>>>
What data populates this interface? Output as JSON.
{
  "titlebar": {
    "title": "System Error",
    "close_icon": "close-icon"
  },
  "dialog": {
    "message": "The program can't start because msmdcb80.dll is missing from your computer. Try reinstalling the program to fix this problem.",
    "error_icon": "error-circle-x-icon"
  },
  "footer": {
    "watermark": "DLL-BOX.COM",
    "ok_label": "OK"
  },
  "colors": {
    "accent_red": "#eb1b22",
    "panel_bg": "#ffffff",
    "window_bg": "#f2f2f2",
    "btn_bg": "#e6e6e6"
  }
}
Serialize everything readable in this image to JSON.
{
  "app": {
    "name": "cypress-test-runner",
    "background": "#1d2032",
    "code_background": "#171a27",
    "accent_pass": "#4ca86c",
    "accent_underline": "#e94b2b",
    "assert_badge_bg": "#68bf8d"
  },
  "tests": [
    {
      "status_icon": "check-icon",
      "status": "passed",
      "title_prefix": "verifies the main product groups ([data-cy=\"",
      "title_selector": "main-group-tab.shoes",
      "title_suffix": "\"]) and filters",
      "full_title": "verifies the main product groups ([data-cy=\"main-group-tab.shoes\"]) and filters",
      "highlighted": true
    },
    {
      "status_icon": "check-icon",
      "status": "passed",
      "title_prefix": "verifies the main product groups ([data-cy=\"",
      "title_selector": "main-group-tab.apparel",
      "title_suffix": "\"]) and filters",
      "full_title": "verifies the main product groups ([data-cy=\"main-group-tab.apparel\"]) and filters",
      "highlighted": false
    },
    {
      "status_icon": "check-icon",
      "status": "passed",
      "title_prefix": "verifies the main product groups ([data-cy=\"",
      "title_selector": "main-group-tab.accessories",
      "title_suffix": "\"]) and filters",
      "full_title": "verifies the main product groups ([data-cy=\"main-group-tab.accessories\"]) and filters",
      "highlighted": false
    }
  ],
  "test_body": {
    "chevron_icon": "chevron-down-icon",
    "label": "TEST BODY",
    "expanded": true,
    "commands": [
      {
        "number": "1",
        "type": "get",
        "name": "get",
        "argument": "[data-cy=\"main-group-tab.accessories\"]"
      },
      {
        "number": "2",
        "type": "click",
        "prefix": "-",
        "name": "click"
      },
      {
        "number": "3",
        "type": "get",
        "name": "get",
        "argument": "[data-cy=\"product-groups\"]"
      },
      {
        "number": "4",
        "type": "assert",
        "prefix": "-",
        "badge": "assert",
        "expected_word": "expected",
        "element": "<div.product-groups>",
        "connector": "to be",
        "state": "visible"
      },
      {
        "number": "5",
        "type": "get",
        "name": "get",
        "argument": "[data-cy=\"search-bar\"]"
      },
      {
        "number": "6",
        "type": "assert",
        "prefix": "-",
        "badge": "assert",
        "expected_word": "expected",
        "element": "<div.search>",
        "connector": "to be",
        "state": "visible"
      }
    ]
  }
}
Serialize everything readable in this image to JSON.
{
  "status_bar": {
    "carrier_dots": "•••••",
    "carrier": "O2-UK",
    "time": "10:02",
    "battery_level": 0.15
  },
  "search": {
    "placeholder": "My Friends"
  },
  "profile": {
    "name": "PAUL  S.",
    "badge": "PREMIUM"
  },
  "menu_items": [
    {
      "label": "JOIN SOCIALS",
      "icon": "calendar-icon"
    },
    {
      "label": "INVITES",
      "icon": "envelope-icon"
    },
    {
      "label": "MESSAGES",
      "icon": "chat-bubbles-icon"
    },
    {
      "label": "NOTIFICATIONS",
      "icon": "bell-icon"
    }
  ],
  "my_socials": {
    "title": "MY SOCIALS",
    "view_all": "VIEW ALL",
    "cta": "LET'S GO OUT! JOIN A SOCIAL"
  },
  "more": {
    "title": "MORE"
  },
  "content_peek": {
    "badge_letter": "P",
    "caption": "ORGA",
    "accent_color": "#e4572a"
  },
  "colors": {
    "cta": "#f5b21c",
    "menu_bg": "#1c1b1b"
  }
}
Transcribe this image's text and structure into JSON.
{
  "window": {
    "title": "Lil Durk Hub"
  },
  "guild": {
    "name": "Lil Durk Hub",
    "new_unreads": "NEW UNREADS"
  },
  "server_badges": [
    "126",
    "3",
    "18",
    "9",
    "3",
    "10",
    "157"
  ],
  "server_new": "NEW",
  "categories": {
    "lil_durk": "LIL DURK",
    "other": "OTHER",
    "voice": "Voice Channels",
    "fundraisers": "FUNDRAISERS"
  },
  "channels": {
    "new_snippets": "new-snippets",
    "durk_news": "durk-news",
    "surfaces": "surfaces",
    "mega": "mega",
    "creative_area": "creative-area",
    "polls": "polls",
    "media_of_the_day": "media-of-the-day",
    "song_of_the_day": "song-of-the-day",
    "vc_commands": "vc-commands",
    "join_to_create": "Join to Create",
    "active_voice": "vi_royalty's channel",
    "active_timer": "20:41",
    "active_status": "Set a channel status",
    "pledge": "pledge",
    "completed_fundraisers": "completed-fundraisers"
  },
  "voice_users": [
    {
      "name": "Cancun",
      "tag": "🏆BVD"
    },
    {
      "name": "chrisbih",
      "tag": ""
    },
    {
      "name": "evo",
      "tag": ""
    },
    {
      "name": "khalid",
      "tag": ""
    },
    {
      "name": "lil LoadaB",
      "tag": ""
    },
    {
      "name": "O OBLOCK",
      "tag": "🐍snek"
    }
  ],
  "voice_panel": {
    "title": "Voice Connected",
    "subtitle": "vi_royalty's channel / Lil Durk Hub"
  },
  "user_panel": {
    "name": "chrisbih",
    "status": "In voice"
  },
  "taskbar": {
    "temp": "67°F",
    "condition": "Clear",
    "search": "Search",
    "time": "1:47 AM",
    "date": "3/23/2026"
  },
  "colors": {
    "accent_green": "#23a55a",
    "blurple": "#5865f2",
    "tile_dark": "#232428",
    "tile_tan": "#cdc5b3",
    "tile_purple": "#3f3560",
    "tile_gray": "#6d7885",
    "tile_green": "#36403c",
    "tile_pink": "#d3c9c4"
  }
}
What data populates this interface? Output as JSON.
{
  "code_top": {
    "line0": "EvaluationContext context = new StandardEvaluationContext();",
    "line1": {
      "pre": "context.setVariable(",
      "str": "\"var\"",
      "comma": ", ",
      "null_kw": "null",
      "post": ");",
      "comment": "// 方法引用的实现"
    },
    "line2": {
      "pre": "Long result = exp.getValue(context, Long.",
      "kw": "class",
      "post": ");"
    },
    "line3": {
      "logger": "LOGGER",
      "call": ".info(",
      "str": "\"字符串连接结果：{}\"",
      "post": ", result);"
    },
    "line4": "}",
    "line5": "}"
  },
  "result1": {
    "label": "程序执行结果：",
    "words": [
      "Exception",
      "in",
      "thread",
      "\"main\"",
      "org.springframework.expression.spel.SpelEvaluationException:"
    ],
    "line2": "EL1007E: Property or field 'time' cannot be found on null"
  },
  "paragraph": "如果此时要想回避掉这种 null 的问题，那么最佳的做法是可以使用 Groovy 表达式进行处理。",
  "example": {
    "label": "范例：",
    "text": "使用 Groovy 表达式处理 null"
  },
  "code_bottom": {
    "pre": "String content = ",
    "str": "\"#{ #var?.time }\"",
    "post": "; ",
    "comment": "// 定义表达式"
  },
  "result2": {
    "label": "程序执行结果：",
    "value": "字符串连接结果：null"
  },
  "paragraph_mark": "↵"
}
<<<
▸ WHAT TO DO: From the records above, extract every line exactly as it stands.

▸ COMPLETED EXERCISE:
What data populates this interface? Output as JSON.
{
  "titlebar": {
    "title": "System Error",
    "close_icon": "close-icon"
  },
  "dialog": {
    "message": "The program can't start because msmdcb80.dll is missing from your computer. Try reinstalling the program to fix this problem.",
    "error_icon": "error-circle-x-icon"
  },
  "footer": {
    "watermark": "DLL-BOX.COM",
    "ok_label": "OK"
  },
  "colors": {
    "accent_red": "#eb1b22",
    "panel_bg": "#ffffff",
    "window_bg": "#f2f2f2",
    "btn_bg": "#e6e6e6"
  }
}
Serialize everything readable in this image to JSON.
{
  "app": {
    "name": "cypress-test-runner",
    "background": "#1d2032",
    "code_background": "#171a27",
    "accent_pass": "#4ca86c",
    "accent_underline": "#e94b2b",
    "assert_badge_bg": "#68bf8d"
  },
  "tests": [
    {
      "status_icon": "check-icon",
      "status": "passed",
      "title_prefix": "verifies the main product groups ([data-cy=\"",
      "title_selector": "main-group-tab.shoes",
      "title_suffix": "\"]) and filters",
      "full_title": "verifies the main product groups ([data-cy=\"main-group-tab.shoes\"]) and filters",
      "highlighted": true
    },
    {
      "status_icon": "check-icon",
      "status": "passed",
      "title_prefix": "verifies the main product groups ([data-cy=\"",
      "title_selector": "main-group-tab.apparel",
      "title_suffix": "\"]) and filters",
      "full_title": "verifies the main product groups ([data-cy=\"main-group-tab.apparel\"]) and filters",
      "highlighted": false
    },
    {
      "status_icon": "check-icon",
      "status": "passed",
      "title_prefix": "verifies the main product groups ([data-cy=\"",
      "title_selector": "main-group-tab.accessories",
      "title_suffix": "\"]) and filters",
      "full_title": "verifies the main product groups ([data-cy=\"main-group-tab.accessories\"]) and filters",
      "highlighted": false
    }
  ],
  "test_body": {
    "chevron_icon": "chevron-down-icon",
    "label": "TEST BODY",
    "expanded": true,
    "commands": [
      {
        "number": "1",
        "type": "get",
        "name": "get",
        "argument": "[data-cy=\"main-group-tab.accessories\"]"
      },
      {
        "number": "2",
        "type": "click",
        "prefix": "-",
        "name": "click"
      },
      {
        "number": "3",
        "type": "get",
        "name": "get",
        "argument": "[data-cy=\"product-groups\"]"
      },
      {
        "number": "4",
        "type": "assert",
        "prefix": "-",
        "badge": "assert",
        "expected_word": "expected",
        "element": "<div.product-groups>",
        "connector": "to be",
        "state": "visible"
      },
      {
        "number": "5",
        "type": "get",
        "name": "get",
        "argument": "[data-cy=\"search-bar\"]"
      },
      {
        "number": "6",
        "type": "assert",
        "prefix": "-",
        "badge": "assert",
        "expected_word": "expected",
        "element": "<div.search>",
        "connector": "to be",
        "state": "visible"
      }
    ]
  }
}
Serialize everything readable in this image to JSON.
{
  "status_bar": {
    "carrier_dots": "•••••",
    "carrier": "O2-UK",
    "time": "10:02",
    "battery_level": 0.15
  },
  "search": {
    "placeholder": "My Friends"
  },
  "profile": {
    "name": "PAUL  S.",
    "badge": "PREMIUM"
  },
  "menu_items": [
    {
      "label": "JOIN SOCIALS",
      "icon": "calendar-icon"
    },
    {
      "label": "INVITES",
      "icon": "envelope-icon"
    },
    {
      "label": "MESSAGES",
      "icon": "chat-bubbles-icon"
    },
    {
      "label": "NOTIFICATIONS",
      "icon": "bell-icon"
    }
  ],
  "my_socials": {
    "title": "MY SOCIALS",
    "view_all": "VIEW ALL",
    "cta": "LET'S GO OUT! JOIN A SOCIAL"
  },
  "more": {
    "title": "MORE"
  },
  "content_peek": {
    "badge_letter": "P",
    "caption": "ORGA",
    "accent_color": "#e4572a"
  },
  "colors": {
    "cta": "#f5b21c",
    "menu_bg": "#1c1b1b"
  }
}
Transcribe this image's text and structure into JSON.
{
  "window": {
    "title": "Lil Durk Hub"
  },
  "guild": {
    "name": "Lil Durk Hub",
    "new_unreads": "NEW UNREADS"
  },
  "server_badges": [
    "126",
    "3",
    "18",
    "9",
    "3",
    "10",
    "157"
  ],
  "server_new": "NEW",
  "categories": {
    "lil_durk": "LIL DURK",
    "other": "OTHER",
    "voice": "Voice Channels",
    "fundraisers": "FUNDRAISERS"
  },
  "channels": {
    "new_snippets": "new-snippets",
    "durk_news": "durk-news",
    "surfaces": "surfaces",
    "mega": "mega",
    "creative_area": "creative-area",
    "polls": "polls",
    "media_of_the_day": "media-of-the-day",
    "song_of_the_day": "song-of-the-day",
    "vc_commands": "vc-commands",
    "join_to_create": "Join to Create",
    "active_voice": "vi_royalty's channel",
    "active_timer": "20:41",
    "active_status": "Set a channel status",
    "pledge": "pledge",
    "completed_fundraisers": "completed-fundraisers"
  },
  "voice_users": [
    {
      "name": "Cancun",
      "tag": "🏆BVD"
    },
    {
      "name": "chrisbih",
      "tag": ""
    },
    {
      "name": "evo",
      "tag": ""
    },
    {
      "name": "khalid",
      "tag": ""
    },
    {
      "name": "lil LoadaB",
      "tag": ""
    },
    {
      "name": "O OBLOCK",
      "tag": "🐍snek"
    }
  ],
  "voice_panel": {
    "title": "Voice Connected",
    "subtitle": "vi_royalty's channel / Lil Durk Hub"
  },
  "user_panel": {
    "name": "chrisbih",
    "status": "In voice"
  },
  "taskbar": {
    "temp": "67°F",
    "condition": "Clear",
    "search": "Search",
    "time": "1:47 AM",
    "date": "3/23/2026"
  },
  "colors": {
    "accent_green": "#23a55a",
    "blurple": "#5865f2",
    "tile_dark": "#232428",
    "tile_tan": "#cdc5b3",
    "tile_purple": "#3f3560",
    "tile_gray": "#6d7885",
    "tile_green": "#36403c",
    "tile_pink": "#d3c9c4"
  }
}
What data populates this interface? Output as JSON.
{
  "code_top": {
    "line0": "EvaluationContext context = new StandardEvaluationContext();",
    "line1": {
      "pre": "context.setVariable(",
      "str": "\"var\"",
      "comma": ", ",
      "null_kw": "null",
      "post": ");",
      "comment": "// 方法引用的实现"
    },
    "line2": {
      "pre": "Long result = exp.getValue(context, Long.",
      "kw": "class",
      "post": ");"
    },
    "line3": {
      "logger": "LOGGER",
      "call": ".info(",
      "str": "\"字符串连接结果：{}\"",
      "post": ", result);"
    },
    "line4": "}",
    "line5": "}"
  },
  "result1": {
    "label": "程序执行结果：",
    "words": [
      "Exception",
      "in",
      "thread",
      "\"main\"",
      "org.springframework.expression.spel.SpelEvaluationException:"
    ],
    "line2": "EL1007E: Property or field 'time' cannot be found on null"
  },
  "paragraph": "如果此时要想回避掉这种 null 的问题，那么最佳的做法是可以使用 Groovy 表达式进行处理。",
  "example": {
    "label": "范例：",
    "text": "使用 Groovy 表达式处理 null"
  },
  "code_bottom": {
    "pre": "String content = ",
    "str": "\"#{ #var?.time }\"",
    "post": "; ",
    "comment": "// 定义表达式"
  },
  "result2": {
    "label": "程序执行结果：",
    "value": "字符串连接结果：null"
  },
  "paragraph_mark": "↵"
}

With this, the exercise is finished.